▸ **Stored records**:
'''

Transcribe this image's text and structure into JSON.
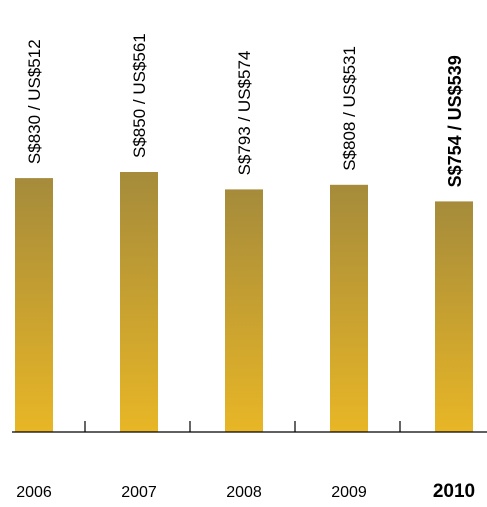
{
  "chart_data": {
    "type": "bar",
    "categories": [
      "2006",
      "2007",
      "2008",
      "2009",
      "2010"
    ],
    "values": [
      830,
      850,
      793,
      808,
      754
    ],
    "data_labels": [
      "S$830 / US$512",
      "S$850 / US$561",
      "S$793 / US$574",
      "S$808 / US$531",
      "S$754 / US$539"
    ],
    "highlight_index": 4,
    "title": "",
    "xlabel": "",
    "ylabel": "",
    "ylim": [
      0,
      850
    ],
    "grid": false,
    "legend": "none",
    "colors": {
      "bar_top": "#a58b3b",
      "bar_bottom": "#e8b626",
      "axis": "#000000",
      "text": "#000000"
    }
  }
}
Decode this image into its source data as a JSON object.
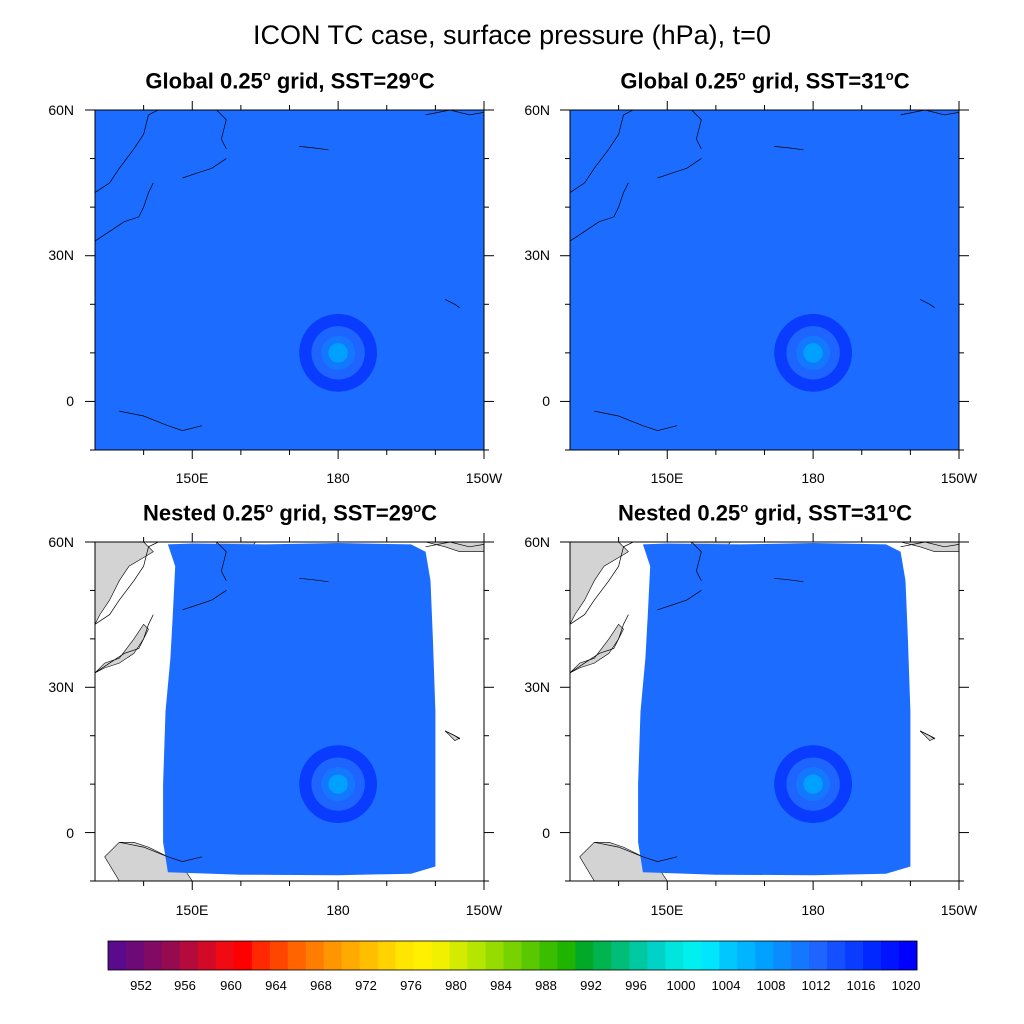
{
  "figure": {
    "title": "ICON TC case, surface pressure (hPa), t=0"
  },
  "panels": [
    {
      "prefix": "Global 0.25",
      "deg": "o",
      "mid": " grid, SST=29",
      "deg2": "o",
      "suffix": "C",
      "domain": "global"
    },
    {
      "prefix": "Global 0.25",
      "deg": "o",
      "mid": " grid, SST=31",
      "deg2": "o",
      "suffix": "C",
      "domain": "global"
    },
    {
      "prefix": "Nested 0.25",
      "deg": "o",
      "mid": " grid, SST=29",
      "deg2": "o",
      "suffix": "C",
      "domain": "nested"
    },
    {
      "prefix": "Nested 0.25",
      "deg": "o",
      "mid": " grid, SST=31",
      "deg2": "o",
      "suffix": "C",
      "domain": "nested"
    }
  ],
  "axes": {
    "lat_ticks": [
      "60N",
      "30N",
      "0"
    ],
    "lon_ticks": [
      "150E",
      "180",
      "150W"
    ],
    "lon_range": [
      130,
      210
    ],
    "lat_range": [
      -10,
      60
    ]
  },
  "field": {
    "variable": "surface pressure",
    "units": "hPa",
    "background_value": 1018,
    "cyclone_center": {
      "lon": 180,
      "lat": 10
    },
    "cyclone_rings": [
      {
        "radius_deg": 8,
        "value": 1016
      },
      {
        "radius_deg": 5.5,
        "value": 1013
      },
      {
        "radius_deg": 3.5,
        "value": 1011
      },
      {
        "radius_deg": 2,
        "value": 1009
      },
      {
        "radius_deg": 1,
        "value": 1008
      }
    ]
  },
  "colorbar": {
    "labels": [
      "952",
      "956",
      "960",
      "964",
      "968",
      "972",
      "976",
      "980",
      "984",
      "988",
      "992",
      "996",
      "1000",
      "1004",
      "1008",
      "1012",
      "1016",
      "1020"
    ],
    "colors": [
      "#5a0a8c",
      "#6e0a78",
      "#820a64",
      "#960a50",
      "#b40a3c",
      "#d20a28",
      "#f00a14",
      "#ff0000",
      "#ff2800",
      "#ff4600",
      "#ff6400",
      "#ff7d00",
      "#ff9600",
      "#ffaa00",
      "#ffbe00",
      "#ffd200",
      "#ffe600",
      "#fff000",
      "#f0f000",
      "#d2eb00",
      "#b4e600",
      "#96dc00",
      "#78d200",
      "#5ac800",
      "#3cbe00",
      "#1eb400",
      "#00aa28",
      "#00b450",
      "#00be78",
      "#00c8a0",
      "#00d2c8",
      "#00e6dc",
      "#00f0f0",
      "#00e6ff",
      "#00c8ff",
      "#00b4ff",
      "#00a0ff",
      "#0a8cff",
      "#1478ff",
      "#1e64ff",
      "#1450ff",
      "#0a3cff",
      "#0028ff",
      "#0014ff",
      "#0000ff"
    ]
  },
  "colors": {
    "ocean_field": "#1c6dff",
    "land_masked": "#d3d3d3",
    "coast": "#000000"
  }
}
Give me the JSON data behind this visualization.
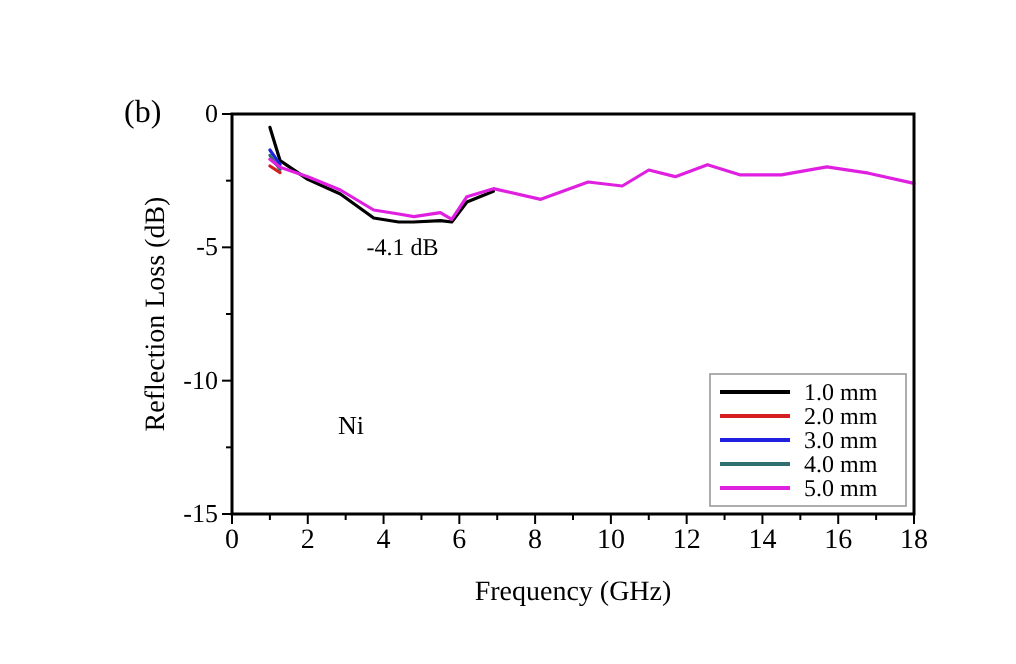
{
  "chart_data": {
    "type": "line",
    "xlabel": "Frequency (GHz)",
    "ylabel": "Reflection Loss (dB)",
    "x": [
      1.0,
      1.27,
      2.0,
      2.86,
      3.74,
      4.4,
      4.8,
      5.5,
      5.8,
      6.2,
      6.9,
      8.15,
      9.4,
      10.3,
      11.0,
      11.7,
      12.55,
      13.4,
      14.5,
      15.7,
      16.8,
      18.0
    ],
    "series": [
      {
        "name": "1.0 mm",
        "color": "#000000",
        "values": [
          -0.5,
          -1.75,
          -2.45,
          -3.0,
          -3.9,
          -4.05,
          -4.05,
          -4.0,
          -4.05,
          -3.3,
          -2.9,
          null,
          null,
          null,
          null,
          null,
          null,
          null,
          null,
          null,
          null,
          null
        ]
      },
      {
        "name": "2.0 mm",
        "color": "#d62020",
        "values": [
          -1.95,
          -2.2,
          null,
          null,
          null,
          null,
          null,
          null,
          null,
          null,
          null,
          null,
          null,
          null,
          null,
          null,
          null,
          null,
          null,
          null,
          null,
          null
        ]
      },
      {
        "name": "3.0 mm",
        "color": "#2020e0",
        "values": [
          -1.35,
          -1.9,
          null,
          null,
          null,
          null,
          null,
          null,
          null,
          null,
          null,
          null,
          null,
          null,
          null,
          null,
          null,
          null,
          null,
          null,
          null,
          null
        ]
      },
      {
        "name": "4.0 mm",
        "color": "#2f6f6f",
        "values": [
          -1.55,
          -2.08,
          null,
          null,
          null,
          null,
          null,
          null,
          null,
          null,
          null,
          null,
          null,
          null,
          null,
          null,
          null,
          null,
          null,
          null,
          null,
          null
        ]
      },
      {
        "name": "5.0 mm",
        "color": "#e020e0",
        "values": [
          -1.7,
          -2.0,
          -2.35,
          -2.85,
          -3.6,
          -3.75,
          -3.85,
          -3.7,
          -3.95,
          -3.1,
          -2.8,
          -3.2,
          -2.55,
          -2.7,
          -2.1,
          -2.35,
          -1.9,
          -2.28,
          -2.28,
          -1.98,
          -2.22,
          -2.6
        ]
      }
    ],
    "xlim": [
      0,
      18
    ],
    "xticks": [
      0,
      {
        "value": 1,
        "label": null
      },
      2,
      {
        "value": 3,
        "label": null
      },
      4,
      {
        "value": 5,
        "label": null
      },
      6,
      {
        "value": 7,
        "label": null
      },
      8,
      {
        "value": 9,
        "label": null
      },
      10,
      {
        "value": 11,
        "label": null
      },
      12,
      {
        "value": 13,
        "label": null
      },
      14,
      {
        "value": 15,
        "label": null
      },
      16,
      {
        "value": 17,
        "label": null
      },
      18
    ],
    "ylim": [
      -15,
      0
    ],
    "yticks": [
      -15,
      {
        "value": -12.5,
        "label": null
      },
      -10,
      {
        "value": -7.5,
        "label": null
      },
      -5,
      {
        "value": -2.5,
        "label": null
      },
      0
    ],
    "annotations": [
      "(b)",
      {
        "text": "-4.1 dB",
        "x": 4.5,
        "y": -4.1
      },
      "Ni"
    ],
    "legend": "bottom right",
    "line_style": "solid",
    "grid": false
  }
}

'''

▸ **The task**: Pull every line containing "JSON" from the material above.

▸ **Exercise output**:
Transcribe this image's text and structure into JSON.
Decode this image into its source data as a JSON object.
Give me the JSON data behind this visualization.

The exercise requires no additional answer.